--- Set problem ---
Word for word, print each line of the listing below; pictures stay out.

--- Stored data entries ---

________________________

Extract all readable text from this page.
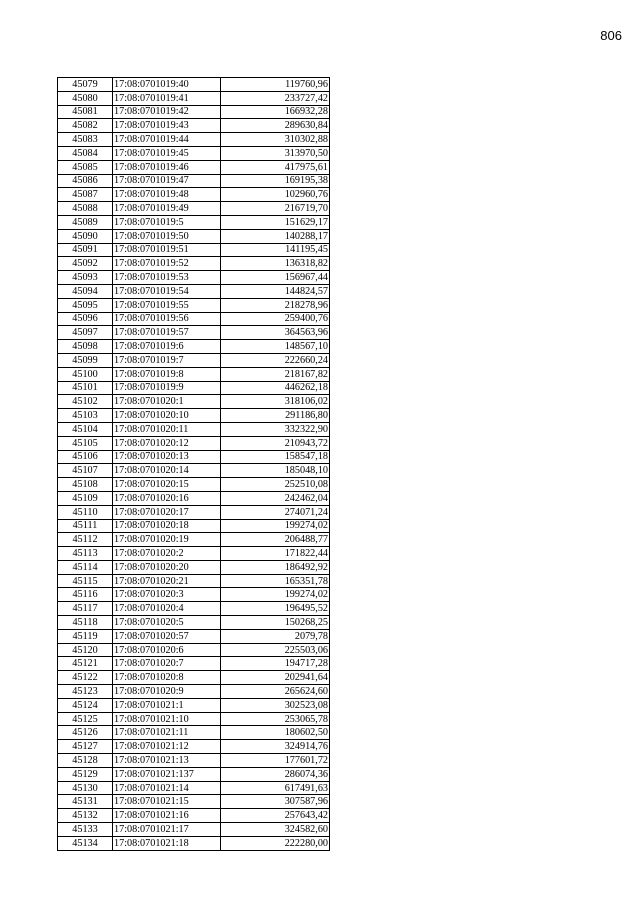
806
45079	17:08:0701019:40	119760,96
45080	17:08:0701019:41	233727,42
45081	17:08:0701019:42	166932,28
45082	17:08:0701019:43	289630,84
45083	17:08:0701019:44	310302,88
45084	17:08:0701019:45	313970,50
45085	17:08:0701019:46	417975,61
45086	17:08:0701019:47	169195,38
45087	17:08:0701019:48	102960,76
45088	17:08:0701019:49	216719,70
45089	17:08:0701019:5	151629,17
45090	17:08:0701019:50	140288,17
45091	17:08:0701019:51	141195,45
45092	17:08:0701019:52	136318,82
45093	17:08:0701019:53	156967,44
45094	17:08:0701019:54	144824,57
45095	17:08:0701019:55	218278,96
45096	17:08:0701019:56	259400,76
45097	17:08:0701019:57	364563,96
45098	17:08:0701019:6	148567,10
45099	17:08:0701019:7	222660,24
45100	17:08:0701019:8	218167,82
45101	17:08:0701019:9	446262,18
45102	17:08:0701020:1	318106,02
45103	17:08:0701020:10	291186,80
45104	17:08:0701020:11	332322,90
45105	17:08:0701020:12	210943,72
45106	17:08:0701020:13	158547,18
45107	17:08:0701020:14	185048,10
45108	17:08:0701020:15	252510,08
45109	17:08:0701020:16	242462,04
45110	17:08:0701020:17	274071,24
45111	17:08:0701020:18	199274,02
45112	17:08:0701020:19	206488,77
45113	17:08:0701020:2	171822,44
45114	17:08:0701020:20	186492,92
45115	17:08:0701020:21	165351,78
45116	17:08:0701020:3	199274,02
45117	17:08:0701020:4	196495,52
45118	17:08:0701020:5	150268,25
45119	17:08:0701020:57	2079,78
45120	17:08:0701020:6	225503,06
45121	17:08:0701020:7	194717,28
45122	17:08:0701020:8	202941,64
45123	17:08:0701020:9	265624,60
45124	17:08:0701021:1	302523,08
45125	17:08:0701021:10	253065,78
45126	17:08:0701021:11	180602,50
45127	17:08:0701021:12	324914,76
45128	17:08:0701021:13	177601,72
45129	17:08:0701021:137	286074,36
45130	17:08:0701021:14	617491,63
45131	17:08:0701021:15	307587,96
45132	17:08:0701021:16	257643,42
45133	17:08:0701021:17	324582,60
45134	17:08:0701021:18	222280,00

________________________

--- Written answer ---
Extract all readable text from this page.
806
45079	17:08:0701019:40	119760,96
45080	17:08:0701019:41	233727,42
45081	17:08:0701019:42	166932,28
45082	17:08:0701019:43	289630,84
45083	17:08:0701019:44	310302,88
45084	17:08:0701019:45	313970,50
45085	17:08:0701019:46	417975,61
45086	17:08:0701019:47	169195,38
45087	17:08:0701019:48	102960,76
45088	17:08:0701019:49	216719,70
45089	17:08:0701019:5	151629,17
45090	17:08:0701019:50	140288,17
45091	17:08:0701019:51	141195,45
45092	17:08:0701019:52	136318,82
45093	17:08:0701019:53	156967,44
45094	17:08:0701019:54	144824,57
45095	17:08:0701019:55	218278,96
45096	17:08:0701019:56	259400,76
45097	17:08:0701019:57	364563,96
45098	17:08:0701019:6	148567,10
45099	17:08:0701019:7	222660,24
45100	17:08:0701019:8	218167,82
45101	17:08:0701019:9	446262,18
45102	17:08:0701020:1	318106,02
45103	17:08:0701020:10	291186,80
45104	17:08:0701020:11	332322,90
45105	17:08:0701020:12	210943,72
45106	17:08:0701020:13	158547,18
45107	17:08:0701020:14	185048,10
45108	17:08:0701020:15	252510,08
45109	17:08:0701020:16	242462,04
45110	17:08:0701020:17	274071,24
45111	17:08:0701020:18	199274,02
45112	17:08:0701020:19	206488,77
45113	17:08:0701020:2	171822,44
45114	17:08:0701020:20	186492,92
45115	17:08:0701020:21	165351,78
45116	17:08:0701020:3	199274,02
45117	17:08:0701020:4	196495,52
45118	17:08:0701020:5	150268,25
45119	17:08:0701020:57	2079,78
45120	17:08:0701020:6	225503,06
45121	17:08:0701020:7	194717,28
45122	17:08:0701020:8	202941,64
45123	17:08:0701020:9	265624,60
45124	17:08:0701021:1	302523,08
45125	17:08:0701021:10	253065,78
45126	17:08:0701021:11	180602,50
45127	17:08:0701021:12	324914,76
45128	17:08:0701021:13	177601,72
45129	17:08:0701021:137	286074,36
45130	17:08:0701021:14	617491,63
45131	17:08:0701021:15	307587,96
45132	17:08:0701021:16	257643,42
45133	17:08:0701021:17	324582,60
45134	17:08:0701021:18	222280,00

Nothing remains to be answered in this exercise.